# Exercise brief
Copy every line of the data exactly, leaving nothing out.

# Data listing
-- -- --
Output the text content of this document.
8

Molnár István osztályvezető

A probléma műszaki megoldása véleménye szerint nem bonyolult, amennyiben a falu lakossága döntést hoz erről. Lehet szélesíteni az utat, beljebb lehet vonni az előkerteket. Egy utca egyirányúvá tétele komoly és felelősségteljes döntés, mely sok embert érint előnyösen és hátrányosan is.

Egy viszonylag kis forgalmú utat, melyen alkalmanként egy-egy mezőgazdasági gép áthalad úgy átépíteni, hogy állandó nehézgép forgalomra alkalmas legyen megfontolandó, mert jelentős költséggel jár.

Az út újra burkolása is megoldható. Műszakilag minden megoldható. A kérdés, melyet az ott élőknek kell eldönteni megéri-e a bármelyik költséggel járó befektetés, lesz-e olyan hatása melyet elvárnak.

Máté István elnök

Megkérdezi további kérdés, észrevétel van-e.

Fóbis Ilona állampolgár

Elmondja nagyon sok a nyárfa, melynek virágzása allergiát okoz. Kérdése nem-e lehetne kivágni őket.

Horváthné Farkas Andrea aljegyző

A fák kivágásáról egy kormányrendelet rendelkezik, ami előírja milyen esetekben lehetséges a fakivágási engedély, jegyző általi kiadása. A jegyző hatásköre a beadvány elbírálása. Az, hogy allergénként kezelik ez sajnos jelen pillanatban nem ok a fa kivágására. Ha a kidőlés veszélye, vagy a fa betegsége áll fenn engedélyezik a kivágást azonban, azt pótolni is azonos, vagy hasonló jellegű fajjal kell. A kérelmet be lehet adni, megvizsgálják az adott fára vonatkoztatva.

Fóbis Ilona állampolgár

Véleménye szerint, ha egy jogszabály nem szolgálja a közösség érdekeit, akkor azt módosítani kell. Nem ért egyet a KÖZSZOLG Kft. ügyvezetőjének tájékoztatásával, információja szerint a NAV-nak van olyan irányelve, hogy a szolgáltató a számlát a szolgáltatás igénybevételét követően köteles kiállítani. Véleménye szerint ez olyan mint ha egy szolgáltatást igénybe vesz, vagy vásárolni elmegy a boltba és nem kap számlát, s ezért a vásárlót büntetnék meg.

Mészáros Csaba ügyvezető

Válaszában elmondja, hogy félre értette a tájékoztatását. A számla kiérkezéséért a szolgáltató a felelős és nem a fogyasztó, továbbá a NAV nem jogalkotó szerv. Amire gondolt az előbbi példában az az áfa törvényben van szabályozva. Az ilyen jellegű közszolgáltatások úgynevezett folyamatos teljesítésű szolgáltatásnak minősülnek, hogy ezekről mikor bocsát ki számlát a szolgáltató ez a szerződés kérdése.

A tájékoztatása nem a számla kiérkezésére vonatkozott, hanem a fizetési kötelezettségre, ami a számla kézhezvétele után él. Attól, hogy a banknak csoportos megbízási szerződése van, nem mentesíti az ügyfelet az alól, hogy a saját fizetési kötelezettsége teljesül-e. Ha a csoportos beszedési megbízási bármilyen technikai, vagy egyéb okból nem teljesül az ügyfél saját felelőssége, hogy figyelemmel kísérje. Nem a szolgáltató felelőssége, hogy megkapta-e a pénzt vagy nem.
-- -- --
# Written answer
Output the text content of this document.
8

Molnár István osztályvezető

A probléma műszaki megoldása véleménye szerint nem bonyolult, amennyiben a falu lakossága döntést hoz erről. Lehet szélesíteni az utat, beljebb lehet vonni az előkerteket. Egy utca egyirányúvá tétele komoly és felelősségteljes döntés, mely sok embert érint előnyösen és hátrányosan is.

Egy viszonylag kis forgalmú utat, melyen alkalmanként egy-egy mezőgazdasági gép áthalad úgy átépíteni, hogy állandó nehézgép forgalomra alkalmas legyen megfontolandó, mert jelentős költséggel jár.

Az út újra burkolása is megoldható. Műszakilag minden megoldható. A kérdés, melyet az ott élőknek kell eldönteni megéri-e a bármelyik költséggel járó befektetés, lesz-e olyan hatása melyet elvárnak.

Máté István elnök

Megkérdezi további kérdés, észrevétel van-e.

Fóbis Ilona állampolgár

Elmondja nagyon sok a nyárfa, melynek virágzása allergiát okoz. Kérdése nem-e lehetne kivágni őket.

Horváthné Farkas Andrea aljegyző

A fák kivágásáról egy kormányrendelet rendelkezik, ami előírja milyen esetekben lehetséges a fakivágási engedély, jegyző általi kiadása. A jegyző hatásköre a beadvány elbírálása. Az, hogy allergénként kezelik ez sajnos jelen pillanatban nem ok a fa kivágására. Ha a kidőlés veszélye, vagy a fa betegsége áll fenn engedélyezik a kivágást azonban, azt pótolni is azonos, vagy hasonló jellegű fajjal kell. A kérelmet be lehet adni, megvizsgálják az adott fára vonatkoztatva.

Fóbis Ilona állampolgár

Véleménye szerint, ha egy jogszabály nem szolgálja a közösség érdekeit, akkor azt módosítani kell. Nem ért egyet a KÖZSZOLG Kft. ügyvezetőjének tájékoztatásával, információja szerint a NAV-nak van olyan irányelve, hogy a szolgáltató a számlát a szolgáltatás igénybevételét követően köteles kiállítani. Véleménye szerint ez olyan mint ha egy szolgáltatást igénybe vesz, vagy vásárolni elmegy a boltba és nem kap számlát, s ezért a vásárlót büntetnék meg.

Mészáros Csaba ügyvezető

Válaszában elmondja, hogy félre értette a tájékoztatását. A számla kiérkezéséért a szolgáltató a felelős és nem a fogyasztó, továbbá a NAV nem jogalkotó szerv. Amire gondolt az előbbi példában az az áfa törvényben van szabályozva. Az ilyen jellegű közszolgáltatások úgynevezett folyamatos teljesítésű szolgáltatásnak minősülnek, hogy ezekről mikor bocsát ki számlát a szolgáltató ez a szerződés kérdése.

A tájékoztatása nem a számla kiérkezésére vonatkozott, hanem a fizetési kötelezettségre, ami a számla kézhezvétele után él. Attól, hogy a banknak csoportos megbízási szerződése van, nem mentesíti az ügyfelet az alól, hogy a saját fizetési kötelezettsége teljesül-e. Ha a csoportos beszedési megbízási bármilyen technikai, vagy egyéb okból nem teljesül az ügyfél saját felelőssége, hogy figyelemmel kísérje. Nem a szolgáltató felelőssége, hogy megkapta-e a pénzt vagy nem.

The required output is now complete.